__WHAT IS EXPECTED__:
Lay out every line of the entries below as a numbered list, leaving out any blank lines.

__RECORDED INFORMATION__:

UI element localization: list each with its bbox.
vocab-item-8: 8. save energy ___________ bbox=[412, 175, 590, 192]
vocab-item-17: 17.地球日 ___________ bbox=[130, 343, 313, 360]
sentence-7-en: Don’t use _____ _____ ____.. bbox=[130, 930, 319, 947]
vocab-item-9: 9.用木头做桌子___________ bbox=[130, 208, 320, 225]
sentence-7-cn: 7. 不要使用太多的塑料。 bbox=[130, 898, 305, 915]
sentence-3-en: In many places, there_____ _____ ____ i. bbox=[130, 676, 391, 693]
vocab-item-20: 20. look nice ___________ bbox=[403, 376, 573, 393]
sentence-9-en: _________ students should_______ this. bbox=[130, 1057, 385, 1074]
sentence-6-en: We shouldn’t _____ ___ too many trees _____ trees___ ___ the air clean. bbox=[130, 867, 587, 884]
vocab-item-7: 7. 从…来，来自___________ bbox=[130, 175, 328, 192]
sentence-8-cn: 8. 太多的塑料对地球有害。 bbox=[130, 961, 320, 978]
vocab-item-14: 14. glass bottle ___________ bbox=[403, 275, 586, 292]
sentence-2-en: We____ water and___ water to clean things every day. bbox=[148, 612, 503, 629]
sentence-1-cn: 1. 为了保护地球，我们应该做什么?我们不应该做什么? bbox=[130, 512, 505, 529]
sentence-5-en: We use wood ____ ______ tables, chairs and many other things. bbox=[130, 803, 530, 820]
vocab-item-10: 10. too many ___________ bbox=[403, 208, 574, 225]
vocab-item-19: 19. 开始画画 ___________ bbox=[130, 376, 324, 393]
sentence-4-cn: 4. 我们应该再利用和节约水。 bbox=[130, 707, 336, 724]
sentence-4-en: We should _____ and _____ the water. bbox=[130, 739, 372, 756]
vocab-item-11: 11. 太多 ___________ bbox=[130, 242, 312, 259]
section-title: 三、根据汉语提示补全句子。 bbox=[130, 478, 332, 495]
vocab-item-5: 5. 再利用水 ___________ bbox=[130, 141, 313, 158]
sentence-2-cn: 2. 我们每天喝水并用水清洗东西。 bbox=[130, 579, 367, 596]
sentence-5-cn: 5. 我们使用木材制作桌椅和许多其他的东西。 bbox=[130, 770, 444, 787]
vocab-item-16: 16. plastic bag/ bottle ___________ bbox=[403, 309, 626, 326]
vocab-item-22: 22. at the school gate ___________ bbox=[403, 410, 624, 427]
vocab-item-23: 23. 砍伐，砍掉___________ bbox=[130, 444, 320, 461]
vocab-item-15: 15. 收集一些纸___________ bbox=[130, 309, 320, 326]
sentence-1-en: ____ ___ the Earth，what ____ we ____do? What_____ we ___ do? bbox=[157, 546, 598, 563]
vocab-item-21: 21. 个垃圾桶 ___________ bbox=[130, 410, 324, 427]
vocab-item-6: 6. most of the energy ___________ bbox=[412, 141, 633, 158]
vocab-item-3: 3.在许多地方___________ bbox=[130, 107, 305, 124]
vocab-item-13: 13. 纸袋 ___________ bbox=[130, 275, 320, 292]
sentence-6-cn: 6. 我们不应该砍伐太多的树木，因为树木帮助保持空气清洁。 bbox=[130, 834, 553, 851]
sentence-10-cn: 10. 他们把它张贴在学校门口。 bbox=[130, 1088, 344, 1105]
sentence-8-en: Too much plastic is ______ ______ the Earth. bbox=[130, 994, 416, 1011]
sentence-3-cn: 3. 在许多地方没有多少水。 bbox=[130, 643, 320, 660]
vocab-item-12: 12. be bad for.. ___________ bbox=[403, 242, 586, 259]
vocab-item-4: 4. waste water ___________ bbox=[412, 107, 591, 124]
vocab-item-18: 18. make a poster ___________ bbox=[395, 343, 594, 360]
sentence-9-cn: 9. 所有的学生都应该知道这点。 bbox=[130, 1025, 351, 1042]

__RESPONSE TO THE EXERCISE__:
1. UI element localization: list each with its bbox.
2. vocab-item-8: 8. save energy ___________ bbox=[412, 175, 590, 192]
3. vocab-item-17: 17.地球日 ___________ bbox=[130, 343, 313, 360]
4. sentence-7-en: Don’t use _____ _____ ____.. bbox=[130, 930, 319, 947]
5. vocab-item-9: 9.用木头做桌子___________ bbox=[130, 208, 320, 225]
6. sentence-7-cn: 7. 不要使用太多的塑料。 bbox=[130, 898, 305, 915]
7. sentence-3-en: In many places, there_____ _____ ____ i. bbox=[130, 676, 391, 693]
8. vocab-item-20: 20. look nice ___________ bbox=[403, 376, 573, 393]
9. sentence-9-en: _________ students should_______ this. bbox=[130, 1057, 385, 1074]
10. sentence-6-en: We shouldn’t _____ ___ too many trees _____ trees___ ___ the air clean. bbox=[130, 867, 587, 884]
11. vocab-item-7: 7. 从…来，来自___________ bbox=[130, 175, 328, 192]
12. sentence-8-cn: 8. 太多的塑料对地球有害。 bbox=[130, 961, 320, 978]
13. vocab-item-14: 14. glass bottle ___________ bbox=[403, 275, 586, 292]
14. sentence-2-en: We____ water and___ water to clean things every day. bbox=[148, 612, 503, 629]
15. sentence-1-cn: 1. 为了保护地球，我们应该做什么?我们不应该做什么? bbox=[130, 512, 505, 529]
16. sentence-5-en: We use wood ____ ______ tables, chairs and many other things. bbox=[130, 803, 530, 820]
17. vocab-item-10: 10. too many ___________ bbox=[403, 208, 574, 225]
18. vocab-item-19: 19. 开始画画 ___________ bbox=[130, 376, 324, 393]
19. sentence-4-cn: 4. 我们应该再利用和节约水。 bbox=[130, 707, 336, 724]
20. sentence-4-en: We should _____ and _____ the water. bbox=[130, 739, 372, 756]
21. vocab-item-11: 11. 太多 ___________ bbox=[130, 242, 312, 259]
22. section-title: 三、根据汉语提示补全句子。 bbox=[130, 478, 332, 495]
23. vocab-item-5: 5. 再利用水 ___________ bbox=[130, 141, 313, 158]
24. sentence-2-cn: 2. 我们每天喝水并用水清洗东西。 bbox=[130, 579, 367, 596]
25. sentence-5-cn: 5. 我们使用木材制作桌椅和许多其他的东西。 bbox=[130, 770, 444, 787]
26. vocab-item-16: 16. plastic bag/ bottle ___________ bbox=[403, 309, 626, 326]
27. vocab-item-22: 22. at the school gate ___________ bbox=[403, 410, 624, 427]
28. vocab-item-23: 23. 砍伐，砍掉___________ bbox=[130, 444, 320, 461]
29. vocab-item-15: 15. 收集一些纸___________ bbox=[130, 309, 320, 326]
30. sentence-1-en: ____ ___ the Earth，what ____ we ____do? What_____ we ___ do? bbox=[157, 546, 598, 563]
31. vocab-item-21: 21. 个垃圾桶 ___________ bbox=[130, 410, 324, 427]
32. vocab-item-6: 6. most of the energy ___________ bbox=[412, 141, 633, 158]
33. vocab-item-3: 3.在许多地方___________ bbox=[130, 107, 305, 124]
34. vocab-item-13: 13. 纸袋 ___________ bbox=[130, 275, 320, 292]
35. sentence-6-cn: 6. 我们不应该砍伐太多的树木，因为树木帮助保持空气清洁。 bbox=[130, 834, 553, 851]
36. sentence-10-cn: 10. 他们把它张贴在学校门口。 bbox=[130, 1088, 344, 1105]
37. sentence-8-en: Too much plastic is ______ ______ the Earth. bbox=[130, 994, 416, 1011]
38. sentence-3-cn: 3. 在许多地方没有多少水。 bbox=[130, 643, 320, 660]
39. vocab-item-12: 12. be bad for.. ___________ bbox=[403, 242, 586, 259]
40. vocab-item-4: 4. waste water ___________ bbox=[412, 107, 591, 124]
41. vocab-item-18: 18. make a poster ___________ bbox=[395, 343, 594, 360]
42. sentence-9-cn: 9. 所有的学生都应该知道这点。 bbox=[130, 1025, 351, 1042]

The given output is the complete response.